- [Entries provided]
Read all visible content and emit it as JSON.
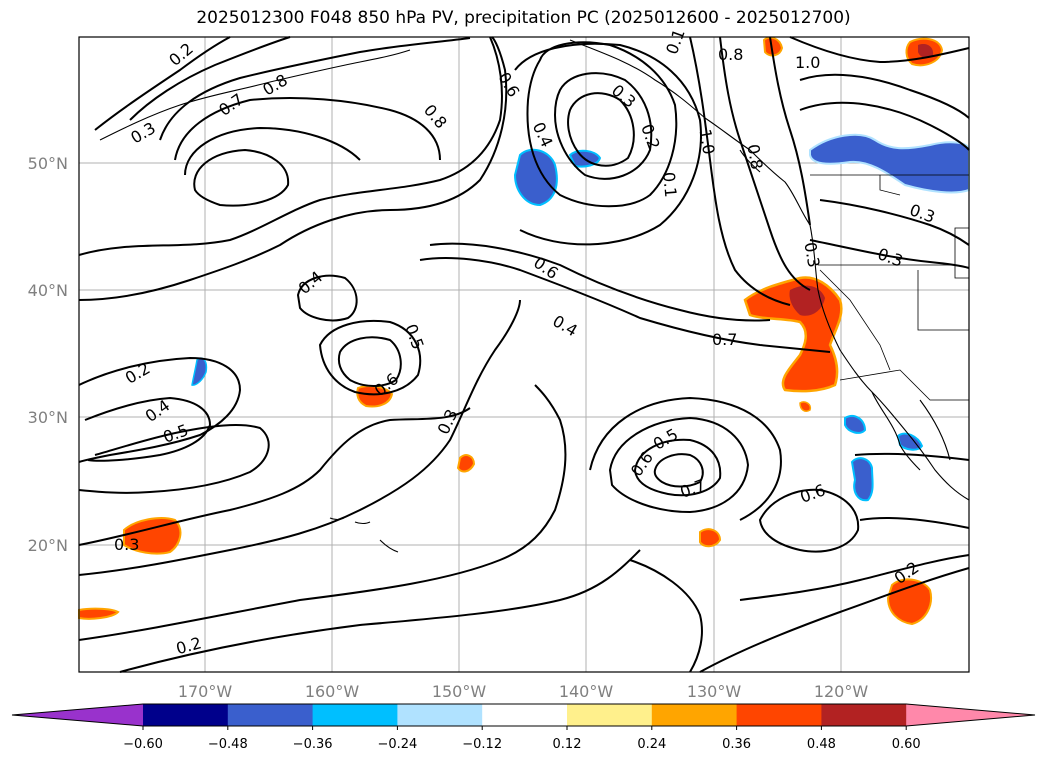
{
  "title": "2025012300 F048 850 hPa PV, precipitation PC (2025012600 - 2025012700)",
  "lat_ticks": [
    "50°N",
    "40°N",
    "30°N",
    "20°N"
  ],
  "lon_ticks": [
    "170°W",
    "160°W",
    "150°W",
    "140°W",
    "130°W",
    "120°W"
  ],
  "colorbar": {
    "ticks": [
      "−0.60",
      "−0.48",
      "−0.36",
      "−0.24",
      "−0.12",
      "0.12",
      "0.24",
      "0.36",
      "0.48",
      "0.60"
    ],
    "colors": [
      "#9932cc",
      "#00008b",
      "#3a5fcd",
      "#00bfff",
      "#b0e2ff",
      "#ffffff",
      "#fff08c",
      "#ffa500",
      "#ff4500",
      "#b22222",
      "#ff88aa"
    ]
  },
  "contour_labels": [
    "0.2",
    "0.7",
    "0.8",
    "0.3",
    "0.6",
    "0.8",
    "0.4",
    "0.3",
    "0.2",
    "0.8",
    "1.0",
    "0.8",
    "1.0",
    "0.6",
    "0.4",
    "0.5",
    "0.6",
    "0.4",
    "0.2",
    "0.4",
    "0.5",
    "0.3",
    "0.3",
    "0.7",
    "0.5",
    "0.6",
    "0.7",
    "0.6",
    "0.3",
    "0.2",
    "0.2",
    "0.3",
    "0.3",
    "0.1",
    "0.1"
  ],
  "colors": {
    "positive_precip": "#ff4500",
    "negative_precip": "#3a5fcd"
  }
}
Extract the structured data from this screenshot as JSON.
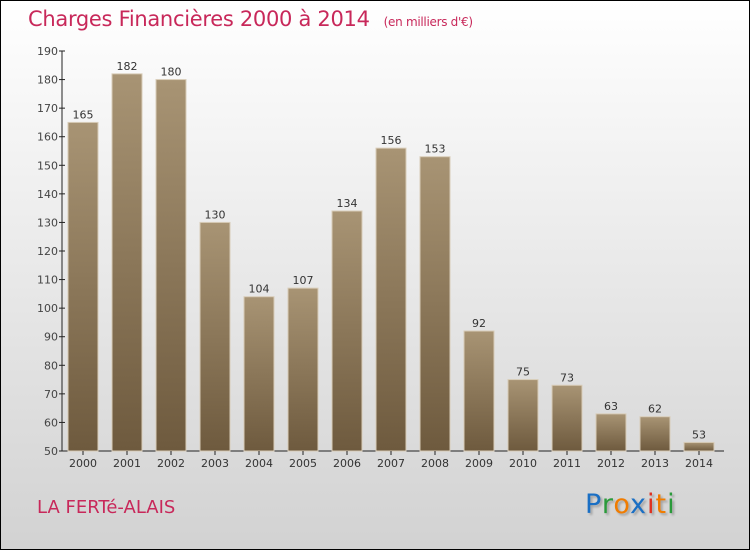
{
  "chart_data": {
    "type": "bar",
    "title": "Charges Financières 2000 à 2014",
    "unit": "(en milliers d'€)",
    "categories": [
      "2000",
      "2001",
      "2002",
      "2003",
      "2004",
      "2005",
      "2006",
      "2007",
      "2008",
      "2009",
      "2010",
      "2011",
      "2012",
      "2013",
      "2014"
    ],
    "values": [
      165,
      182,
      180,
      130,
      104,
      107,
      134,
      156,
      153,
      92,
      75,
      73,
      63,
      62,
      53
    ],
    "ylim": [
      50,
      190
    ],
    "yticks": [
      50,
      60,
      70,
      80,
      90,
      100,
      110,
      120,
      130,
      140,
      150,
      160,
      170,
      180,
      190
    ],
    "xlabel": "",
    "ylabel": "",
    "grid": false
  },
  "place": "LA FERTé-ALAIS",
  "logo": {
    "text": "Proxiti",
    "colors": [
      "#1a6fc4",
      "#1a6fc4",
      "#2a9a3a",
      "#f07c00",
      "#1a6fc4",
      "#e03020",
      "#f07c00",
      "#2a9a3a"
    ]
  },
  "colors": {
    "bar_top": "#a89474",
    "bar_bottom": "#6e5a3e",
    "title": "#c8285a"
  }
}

- [Short exercise]
Reproduce the data above in full, exactly as it is, with the pictures left out.

- [Written solution]
Read all visible content and emit it as JSON.
{
  "title": "2025012300 F048 850 hPa PV, precipitation PC (2025012600 - 2025012700)",
  "lat_ticks": [
    "50°N",
    "40°N",
    "30°N",
    "20°N"
  ],
  "lon_ticks": [
    "170°W",
    "160°W",
    "150°W",
    "140°W",
    "130°W",
    "120°W"
  ],
  "colorbar": {
    "ticks": [
      "−0.60",
      "−0.48",
      "−0.36",
      "−0.24",
      "−0.12",
      "0.12",
      "0.24",
      "0.36",
      "0.48",
      "0.60"
    ],
    "colors": [
      "#9932cc",
      "#00008b",
      "#3a5fcd",
      "#00bfff",
      "#b0e2ff",
      "#ffffff",
      "#fff08c",
      "#ffa500",
      "#ff4500",
      "#b22222",
      "#ff88aa"
    ]
  },
  "contour_labels": [
    "0.2",
    "0.7",
    "0.8",
    "0.3",
    "0.6",
    "0.8",
    "0.4",
    "0.3",
    "0.2",
    "0.8",
    "1.0",
    "0.8",
    "1.0",
    "0.6",
    "0.4",
    "0.5",
    "0.6",
    "0.4",
    "0.2",
    "0.4",
    "0.5",
    "0.3",
    "0.3",
    "0.7",
    "0.5",
    "0.6",
    "0.7",
    "0.6",
    "0.3",
    "0.2",
    "0.2",
    "0.3",
    "0.3",
    "0.1",
    "0.1"
  ],
  "colors": {
    "positive_precip": "#ff4500",
    "negative_precip": "#3a5fcd"
  }
}
Extract the structured data from this screenshot as JSON.
{
  "chart_data": {
    "type": "bar",
    "title": "Charges Financières 2000 à 2014",
    "unit": "(en milliers d'€)",
    "categories": [
      "2000",
      "2001",
      "2002",
      "2003",
      "2004",
      "2005",
      "2006",
      "2007",
      "2008",
      "2009",
      "2010",
      "2011",
      "2012",
      "2013",
      "2014"
    ],
    "values": [
      165,
      182,
      180,
      130,
      104,
      107,
      134,
      156,
      153,
      92,
      75,
      73,
      63,
      62,
      53
    ],
    "ylim": [
      50,
      190
    ],
    "yticks": [
      50,
      60,
      70,
      80,
      90,
      100,
      110,
      120,
      130,
      140,
      150,
      160,
      170,
      180,
      190
    ],
    "xlabel": "",
    "ylabel": "",
    "grid": false
  },
  "place": "LA FERTé-ALAIS",
  "logo": {
    "text": "Proxiti",
    "colors": [
      "#1a6fc4",
      "#1a6fc4",
      "#2a9a3a",
      "#f07c00",
      "#1a6fc4",
      "#e03020",
      "#f07c00",
      "#2a9a3a"
    ]
  },
  "colors": {
    "bar_top": "#a89474",
    "bar_bottom": "#6e5a3e",
    "title": "#c8285a"
  }
}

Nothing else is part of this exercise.